Stored data entries:
* Start *

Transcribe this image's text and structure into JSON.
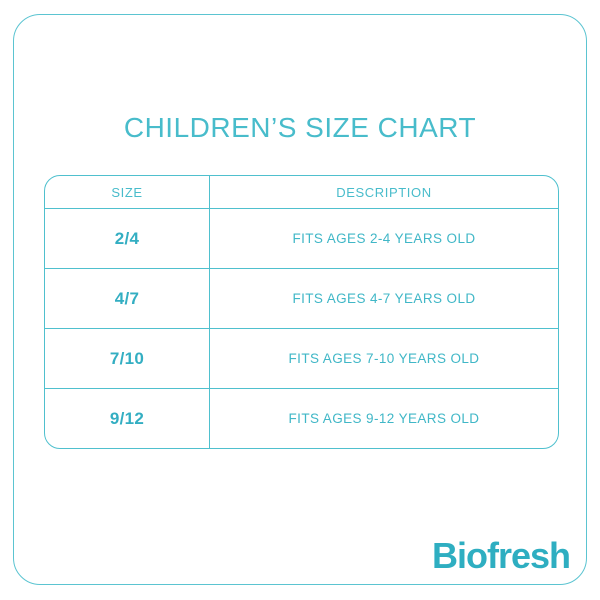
{
  "chart_data": {
    "type": "table",
    "title": "CHILDREN’S SIZE CHART",
    "columns": [
      "SIZE",
      "DESCRIPTION"
    ],
    "rows": [
      [
        "2/4",
        "FITS AGES 2-4 YEARS OLD"
      ],
      [
        "4/7",
        "FITS AGES 4-7 YEARS OLD"
      ],
      [
        "7/10",
        "FITS AGES 7-10 YEARS OLD"
      ],
      [
        "9/12",
        "FITS AGES 9-12 YEARS OLD"
      ]
    ]
  },
  "brand": {
    "logo_text": "Biofresh"
  },
  "colors": {
    "accent": "#48bccb",
    "line": "#4fc0ce",
    "frame": "#5bc4d1",
    "bold-text": "#33aec2",
    "desc-text": "#40b7c7",
    "logo": "#2eaec1"
  }
}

* End *

Return all lines containing "AGES".

**Answer to the problem**:
        "FITS AGES 2-4 YEARS OLD"
        "FITS AGES 4-7 YEARS OLD"
        "FITS AGES 7-10 YEARS OLD"
        "FITS AGES 9-12 YEARS OLD"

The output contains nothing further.